■ WRITTEN REQUEST
Print the data exactly as it is given, please.

::: GIVEN INFORMATION :::

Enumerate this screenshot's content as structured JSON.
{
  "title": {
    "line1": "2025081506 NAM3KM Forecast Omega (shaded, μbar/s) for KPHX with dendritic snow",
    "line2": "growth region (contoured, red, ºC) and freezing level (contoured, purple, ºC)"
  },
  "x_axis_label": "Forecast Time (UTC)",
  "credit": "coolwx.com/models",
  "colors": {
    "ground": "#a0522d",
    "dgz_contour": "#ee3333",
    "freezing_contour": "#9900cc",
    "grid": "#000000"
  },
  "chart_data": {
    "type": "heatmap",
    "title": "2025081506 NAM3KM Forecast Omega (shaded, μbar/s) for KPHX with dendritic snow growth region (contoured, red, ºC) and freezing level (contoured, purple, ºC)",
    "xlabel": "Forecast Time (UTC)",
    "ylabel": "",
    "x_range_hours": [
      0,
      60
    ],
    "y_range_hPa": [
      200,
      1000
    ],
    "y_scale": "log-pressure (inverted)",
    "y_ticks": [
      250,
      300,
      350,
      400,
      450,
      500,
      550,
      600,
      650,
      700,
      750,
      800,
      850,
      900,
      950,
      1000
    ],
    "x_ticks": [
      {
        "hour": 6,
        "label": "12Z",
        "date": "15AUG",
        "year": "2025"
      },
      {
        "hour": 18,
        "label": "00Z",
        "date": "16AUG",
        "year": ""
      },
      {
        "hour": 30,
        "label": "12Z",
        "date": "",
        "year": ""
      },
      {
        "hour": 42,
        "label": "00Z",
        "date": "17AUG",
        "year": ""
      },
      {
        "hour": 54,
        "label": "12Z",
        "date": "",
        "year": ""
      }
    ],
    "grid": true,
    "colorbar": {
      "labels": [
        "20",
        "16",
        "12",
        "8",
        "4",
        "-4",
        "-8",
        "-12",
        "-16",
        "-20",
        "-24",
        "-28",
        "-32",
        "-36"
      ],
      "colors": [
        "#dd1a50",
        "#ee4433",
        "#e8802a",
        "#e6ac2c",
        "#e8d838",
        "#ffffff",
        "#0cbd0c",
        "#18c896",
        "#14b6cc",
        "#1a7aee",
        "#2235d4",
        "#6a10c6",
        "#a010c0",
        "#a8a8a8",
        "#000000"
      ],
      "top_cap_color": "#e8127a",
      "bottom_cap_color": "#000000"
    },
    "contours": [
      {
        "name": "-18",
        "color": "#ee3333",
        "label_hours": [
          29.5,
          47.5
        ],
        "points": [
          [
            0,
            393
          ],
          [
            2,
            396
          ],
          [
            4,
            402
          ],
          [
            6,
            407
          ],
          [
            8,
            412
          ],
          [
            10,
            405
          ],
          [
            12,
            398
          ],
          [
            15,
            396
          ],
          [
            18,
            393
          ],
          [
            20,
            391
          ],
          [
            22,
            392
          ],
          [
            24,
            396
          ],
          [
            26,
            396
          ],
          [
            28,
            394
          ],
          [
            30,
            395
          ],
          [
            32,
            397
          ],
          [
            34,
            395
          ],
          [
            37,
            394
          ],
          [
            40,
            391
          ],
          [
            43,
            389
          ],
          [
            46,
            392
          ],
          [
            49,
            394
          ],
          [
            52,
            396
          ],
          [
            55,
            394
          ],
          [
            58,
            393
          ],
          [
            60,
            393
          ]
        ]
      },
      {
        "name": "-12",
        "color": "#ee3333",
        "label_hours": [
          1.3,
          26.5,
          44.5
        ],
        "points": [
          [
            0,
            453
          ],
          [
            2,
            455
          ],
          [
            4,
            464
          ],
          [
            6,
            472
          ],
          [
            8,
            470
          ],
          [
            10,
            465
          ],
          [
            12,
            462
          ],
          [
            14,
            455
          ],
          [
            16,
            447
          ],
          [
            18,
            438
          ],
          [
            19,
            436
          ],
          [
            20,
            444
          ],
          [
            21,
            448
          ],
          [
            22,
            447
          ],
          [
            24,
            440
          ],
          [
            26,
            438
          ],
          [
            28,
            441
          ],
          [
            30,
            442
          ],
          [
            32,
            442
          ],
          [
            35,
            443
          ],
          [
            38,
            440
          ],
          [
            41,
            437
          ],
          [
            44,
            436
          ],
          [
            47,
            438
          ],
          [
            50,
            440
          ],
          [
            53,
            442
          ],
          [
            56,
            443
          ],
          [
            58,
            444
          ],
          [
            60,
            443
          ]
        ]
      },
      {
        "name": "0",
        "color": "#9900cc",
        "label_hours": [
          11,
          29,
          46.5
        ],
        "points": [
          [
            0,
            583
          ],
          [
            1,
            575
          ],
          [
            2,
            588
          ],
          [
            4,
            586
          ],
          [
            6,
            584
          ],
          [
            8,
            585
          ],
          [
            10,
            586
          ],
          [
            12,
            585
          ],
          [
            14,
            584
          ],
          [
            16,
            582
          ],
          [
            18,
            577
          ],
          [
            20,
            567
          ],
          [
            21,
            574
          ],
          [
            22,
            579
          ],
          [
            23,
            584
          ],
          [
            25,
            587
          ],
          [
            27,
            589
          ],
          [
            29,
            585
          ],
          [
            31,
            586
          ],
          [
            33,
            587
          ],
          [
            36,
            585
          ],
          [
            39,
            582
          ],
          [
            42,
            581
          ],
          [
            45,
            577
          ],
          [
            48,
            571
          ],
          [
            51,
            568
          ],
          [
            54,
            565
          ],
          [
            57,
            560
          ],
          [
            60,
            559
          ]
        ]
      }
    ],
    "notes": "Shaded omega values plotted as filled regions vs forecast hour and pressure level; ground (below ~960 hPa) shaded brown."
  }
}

:::

■ TASK RESPONSE
Enumerate this screenshot's content as structured JSON.
{
  "title": {
    "line1": "2025081506 NAM3KM Forecast Omega (shaded, μbar/s) for KPHX with dendritic snow",
    "line2": "growth region (contoured, red, ºC) and freezing level (contoured, purple, ºC)"
  },
  "x_axis_label": "Forecast Time (UTC)",
  "credit": "coolwx.com/models",
  "colors": {
    "ground": "#a0522d",
    "dgz_contour": "#ee3333",
    "freezing_contour": "#9900cc",
    "grid": "#000000"
  },
  "chart_data": {
    "type": "heatmap",
    "title": "2025081506 NAM3KM Forecast Omega (shaded, μbar/s) for KPHX with dendritic snow growth region (contoured, red, ºC) and freezing level (contoured, purple, ºC)",
    "xlabel": "Forecast Time (UTC)",
    "ylabel": "",
    "x_range_hours": [
      0,
      60
    ],
    "y_range_hPa": [
      200,
      1000
    ],
    "y_scale": "log-pressure (inverted)",
    "y_ticks": [
      250,
      300,
      350,
      400,
      450,
      500,
      550,
      600,
      650,
      700,
      750,
      800,
      850,
      900,
      950,
      1000
    ],
    "x_ticks": [
      {
        "hour": 6,
        "label": "12Z",
        "date": "15AUG",
        "year": "2025"
      },
      {
        "hour": 18,
        "label": "00Z",
        "date": "16AUG",
        "year": ""
      },
      {
        "hour": 30,
        "label": "12Z",
        "date": "",
        "year": ""
      },
      {
        "hour": 42,
        "label": "00Z",
        "date": "17AUG",
        "year": ""
      },
      {
        "hour": 54,
        "label": "12Z",
        "date": "",
        "year": ""
      }
    ],
    "grid": true,
    "colorbar": {
      "labels": [
        "20",
        "16",
        "12",
        "8",
        "4",
        "-4",
        "-8",
        "-12",
        "-16",
        "-20",
        "-24",
        "-28",
        "-32",
        "-36"
      ],
      "colors": [
        "#dd1a50",
        "#ee4433",
        "#e8802a",
        "#e6ac2c",
        "#e8d838",
        "#ffffff",
        "#0cbd0c",
        "#18c896",
        "#14b6cc",
        "#1a7aee",
        "#2235d4",
        "#6a10c6",
        "#a010c0",
        "#a8a8a8",
        "#000000"
      ],
      "top_cap_color": "#e8127a",
      "bottom_cap_color": "#000000"
    },
    "contours": [
      {
        "name": "-18",
        "color": "#ee3333",
        "label_hours": [
          29.5,
          47.5
        ],
        "points": [
          [
            0,
            393
          ],
          [
            2,
            396
          ],
          [
            4,
            402
          ],
          [
            6,
            407
          ],
          [
            8,
            412
          ],
          [
            10,
            405
          ],
          [
            12,
            398
          ],
          [
            15,
            396
          ],
          [
            18,
            393
          ],
          [
            20,
            391
          ],
          [
            22,
            392
          ],
          [
            24,
            396
          ],
          [
            26,
            396
          ],
          [
            28,
            394
          ],
          [
            30,
            395
          ],
          [
            32,
            397
          ],
          [
            34,
            395
          ],
          [
            37,
            394
          ],
          [
            40,
            391
          ],
          [
            43,
            389
          ],
          [
            46,
            392
          ],
          [
            49,
            394
          ],
          [
            52,
            396
          ],
          [
            55,
            394
          ],
          [
            58,
            393
          ],
          [
            60,
            393
          ]
        ]
      },
      {
        "name": "-12",
        "color": "#ee3333",
        "label_hours": [
          1.3,
          26.5,
          44.5
        ],
        "points": [
          [
            0,
            453
          ],
          [
            2,
            455
          ],
          [
            4,
            464
          ],
          [
            6,
            472
          ],
          [
            8,
            470
          ],
          [
            10,
            465
          ],
          [
            12,
            462
          ],
          [
            14,
            455
          ],
          [
            16,
            447
          ],
          [
            18,
            438
          ],
          [
            19,
            436
          ],
          [
            20,
            444
          ],
          [
            21,
            448
          ],
          [
            22,
            447
          ],
          [
            24,
            440
          ],
          [
            26,
            438
          ],
          [
            28,
            441
          ],
          [
            30,
            442
          ],
          [
            32,
            442
          ],
          [
            35,
            443
          ],
          [
            38,
            440
          ],
          [
            41,
            437
          ],
          [
            44,
            436
          ],
          [
            47,
            438
          ],
          [
            50,
            440
          ],
          [
            53,
            442
          ],
          [
            56,
            443
          ],
          [
            58,
            444
          ],
          [
            60,
            443
          ]
        ]
      },
      {
        "name": "0",
        "color": "#9900cc",
        "label_hours": [
          11,
          29,
          46.5
        ],
        "points": [
          [
            0,
            583
          ],
          [
            1,
            575
          ],
          [
            2,
            588
          ],
          [
            4,
            586
          ],
          [
            6,
            584
          ],
          [
            8,
            585
          ],
          [
            10,
            586
          ],
          [
            12,
            585
          ],
          [
            14,
            584
          ],
          [
            16,
            582
          ],
          [
            18,
            577
          ],
          [
            20,
            567
          ],
          [
            21,
            574
          ],
          [
            22,
            579
          ],
          [
            23,
            584
          ],
          [
            25,
            587
          ],
          [
            27,
            589
          ],
          [
            29,
            585
          ],
          [
            31,
            586
          ],
          [
            33,
            587
          ],
          [
            36,
            585
          ],
          [
            39,
            582
          ],
          [
            42,
            581
          ],
          [
            45,
            577
          ],
          [
            48,
            571
          ],
          [
            51,
            568
          ],
          [
            54,
            565
          ],
          [
            57,
            560
          ],
          [
            60,
            559
          ]
        ]
      }
    ],
    "notes": "Shaded omega values plotted as filled regions vs forecast hour and pressure level; ground (below ~960 hPa) shaded brown."
  }
}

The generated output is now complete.